TASK DESCRIPTION →
Retype everything in the listing, leaving each line exactly as it is.

[Start of INPUT FOR THIS TASK]

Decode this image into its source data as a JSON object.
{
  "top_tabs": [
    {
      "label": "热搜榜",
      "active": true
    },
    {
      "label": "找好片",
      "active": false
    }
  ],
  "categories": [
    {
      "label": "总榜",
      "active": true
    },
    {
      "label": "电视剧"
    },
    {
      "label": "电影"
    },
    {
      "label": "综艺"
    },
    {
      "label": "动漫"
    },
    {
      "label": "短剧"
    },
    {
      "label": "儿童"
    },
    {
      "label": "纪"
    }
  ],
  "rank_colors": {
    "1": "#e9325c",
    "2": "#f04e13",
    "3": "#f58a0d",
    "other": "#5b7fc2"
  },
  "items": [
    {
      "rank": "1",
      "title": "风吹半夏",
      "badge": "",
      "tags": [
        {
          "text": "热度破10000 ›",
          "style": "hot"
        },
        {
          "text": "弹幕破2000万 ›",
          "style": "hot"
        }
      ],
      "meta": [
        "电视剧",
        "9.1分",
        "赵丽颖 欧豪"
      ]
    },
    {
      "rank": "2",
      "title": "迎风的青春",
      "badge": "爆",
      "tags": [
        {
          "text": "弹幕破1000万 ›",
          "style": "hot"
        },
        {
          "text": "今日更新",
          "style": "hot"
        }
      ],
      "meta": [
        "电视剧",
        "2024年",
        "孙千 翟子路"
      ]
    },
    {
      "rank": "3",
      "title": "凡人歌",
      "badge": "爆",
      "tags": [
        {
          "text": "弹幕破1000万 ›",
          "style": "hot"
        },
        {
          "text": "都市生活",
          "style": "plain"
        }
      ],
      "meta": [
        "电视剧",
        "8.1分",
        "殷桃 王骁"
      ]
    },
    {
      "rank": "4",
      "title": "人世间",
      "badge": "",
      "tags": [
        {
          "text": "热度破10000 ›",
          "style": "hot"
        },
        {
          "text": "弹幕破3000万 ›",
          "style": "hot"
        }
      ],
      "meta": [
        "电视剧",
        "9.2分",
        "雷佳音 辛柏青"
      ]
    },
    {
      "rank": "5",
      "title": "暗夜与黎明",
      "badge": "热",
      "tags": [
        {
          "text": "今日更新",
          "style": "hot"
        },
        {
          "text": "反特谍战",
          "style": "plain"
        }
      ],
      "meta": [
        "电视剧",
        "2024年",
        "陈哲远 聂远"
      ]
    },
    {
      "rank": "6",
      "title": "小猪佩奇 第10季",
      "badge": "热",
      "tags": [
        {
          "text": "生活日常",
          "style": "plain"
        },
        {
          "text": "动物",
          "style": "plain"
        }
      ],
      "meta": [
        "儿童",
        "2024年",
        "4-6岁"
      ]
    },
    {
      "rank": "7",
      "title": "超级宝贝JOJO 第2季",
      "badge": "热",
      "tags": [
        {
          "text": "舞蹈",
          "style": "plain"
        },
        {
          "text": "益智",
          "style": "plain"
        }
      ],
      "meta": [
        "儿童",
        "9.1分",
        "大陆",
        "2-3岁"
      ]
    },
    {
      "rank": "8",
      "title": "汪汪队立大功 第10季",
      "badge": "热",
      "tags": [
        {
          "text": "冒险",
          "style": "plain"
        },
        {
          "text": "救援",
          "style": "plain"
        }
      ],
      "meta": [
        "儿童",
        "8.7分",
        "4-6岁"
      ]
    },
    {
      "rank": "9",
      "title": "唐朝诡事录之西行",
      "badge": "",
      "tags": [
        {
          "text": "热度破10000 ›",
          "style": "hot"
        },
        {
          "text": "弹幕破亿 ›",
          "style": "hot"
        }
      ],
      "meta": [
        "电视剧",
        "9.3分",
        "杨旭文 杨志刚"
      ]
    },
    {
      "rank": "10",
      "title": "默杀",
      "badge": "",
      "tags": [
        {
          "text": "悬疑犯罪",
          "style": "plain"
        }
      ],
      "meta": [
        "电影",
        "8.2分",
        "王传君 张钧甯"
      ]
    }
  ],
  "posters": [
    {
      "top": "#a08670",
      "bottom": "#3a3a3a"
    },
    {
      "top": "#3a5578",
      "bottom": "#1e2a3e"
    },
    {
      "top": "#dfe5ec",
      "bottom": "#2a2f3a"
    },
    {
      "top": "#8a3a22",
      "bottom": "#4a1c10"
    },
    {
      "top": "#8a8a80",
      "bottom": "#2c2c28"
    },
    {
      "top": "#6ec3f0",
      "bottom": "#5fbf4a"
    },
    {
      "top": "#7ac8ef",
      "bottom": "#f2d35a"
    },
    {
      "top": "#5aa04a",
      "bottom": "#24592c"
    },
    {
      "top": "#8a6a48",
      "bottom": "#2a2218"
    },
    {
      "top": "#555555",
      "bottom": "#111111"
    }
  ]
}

[End of INPUT FOR THIS TASK]

RESPONSE →
Decode this image into its source data as a JSON object.
{
  "top_tabs": [
    {
      "label": "热搜榜",
      "active": true
    },
    {
      "label": "找好片",
      "active": false
    }
  ],
  "categories": [
    {
      "label": "总榜",
      "active": true
    },
    {
      "label": "电视剧"
    },
    {
      "label": "电影"
    },
    {
      "label": "综艺"
    },
    {
      "label": "动漫"
    },
    {
      "label": "短剧"
    },
    {
      "label": "儿童"
    },
    {
      "label": "纪"
    }
  ],
  "rank_colors": {
    "1": "#e9325c",
    "2": "#f04e13",
    "3": "#f58a0d",
    "other": "#5b7fc2"
  },
  "items": [
    {
      "rank": "1",
      "title": "风吹半夏",
      "badge": "",
      "tags": [
        {
          "text": "热度破10000 ›",
          "style": "hot"
        },
        {
          "text": "弹幕破2000万 ›",
          "style": "hot"
        }
      ],
      "meta": [
        "电视剧",
        "9.1分",
        "赵丽颖 欧豪"
      ]
    },
    {
      "rank": "2",
      "title": "迎风的青春",
      "badge": "爆",
      "tags": [
        {
          "text": "弹幕破1000万 ›",
          "style": "hot"
        },
        {
          "text": "今日更新",
          "style": "hot"
        }
      ],
      "meta": [
        "电视剧",
        "2024年",
        "孙千 翟子路"
      ]
    },
    {
      "rank": "3",
      "title": "凡人歌",
      "badge": "爆",
      "tags": [
        {
          "text": "弹幕破1000万 ›",
          "style": "hot"
        },
        {
          "text": "都市生活",
          "style": "plain"
        }
      ],
      "meta": [
        "电视剧",
        "8.1分",
        "殷桃 王骁"
      ]
    },
    {
      "rank": "4",
      "title": "人世间",
      "badge": "",
      "tags": [
        {
          "text": "热度破10000 ›",
          "style": "hot"
        },
        {
          "text": "弹幕破3000万 ›",
          "style": "hot"
        }
      ],
      "meta": [
        "电视剧",
        "9.2分",
        "雷佳音 辛柏青"
      ]
    },
    {
      "rank": "5",
      "title": "暗夜与黎明",
      "badge": "热",
      "tags": [
        {
          "text": "今日更新",
          "style": "hot"
        },
        {
          "text": "反特谍战",
          "style": "plain"
        }
      ],
      "meta": [
        "电视剧",
        "2024年",
        "陈哲远 聂远"
      ]
    },
    {
      "rank": "6",
      "title": "小猪佩奇 第10季",
      "badge": "热",
      "tags": [
        {
          "text": "生活日常",
          "style": "plain"
        },
        {
          "text": "动物",
          "style": "plain"
        }
      ],
      "meta": [
        "儿童",
        "2024年",
        "4-6岁"
      ]
    },
    {
      "rank": "7",
      "title": "超级宝贝JOJO 第2季",
      "badge": "热",
      "tags": [
        {
          "text": "舞蹈",
          "style": "plain"
        },
        {
          "text": "益智",
          "style": "plain"
        }
      ],
      "meta": [
        "儿童",
        "9.1分",
        "大陆",
        "2-3岁"
      ]
    },
    {
      "rank": "8",
      "title": "汪汪队立大功 第10季",
      "badge": "热",
      "tags": [
        {
          "text": "冒险",
          "style": "plain"
        },
        {
          "text": "救援",
          "style": "plain"
        }
      ],
      "meta": [
        "儿童",
        "8.7分",
        "4-6岁"
      ]
    },
    {
      "rank": "9",
      "title": "唐朝诡事录之西行",
      "badge": "",
      "tags": [
        {
          "text": "热度破10000 ›",
          "style": "hot"
        },
        {
          "text": "弹幕破亿 ›",
          "style": "hot"
        }
      ],
      "meta": [
        "电视剧",
        "9.3分",
        "杨旭文 杨志刚"
      ]
    },
    {
      "rank": "10",
      "title": "默杀",
      "badge": "",
      "tags": [
        {
          "text": "悬疑犯罪",
          "style": "plain"
        }
      ],
      "meta": [
        "电影",
        "8.2分",
        "王传君 张钧甯"
      ]
    }
  ],
  "posters": [
    {
      "top": "#a08670",
      "bottom": "#3a3a3a"
    },
    {
      "top": "#3a5578",
      "bottom": "#1e2a3e"
    },
    {
      "top": "#dfe5ec",
      "bottom": "#2a2f3a"
    },
    {
      "top": "#8a3a22",
      "bottom": "#4a1c10"
    },
    {
      "top": "#8a8a80",
      "bottom": "#2c2c28"
    },
    {
      "top": "#6ec3f0",
      "bottom": "#5fbf4a"
    },
    {
      "top": "#7ac8ef",
      "bottom": "#f2d35a"
    },
    {
      "top": "#5aa04a",
      "bottom": "#24592c"
    },
    {
      "top": "#8a6a48",
      "bottom": "#2a2218"
    },
    {
      "top": "#555555",
      "bottom": "#111111"
    }
  ]
}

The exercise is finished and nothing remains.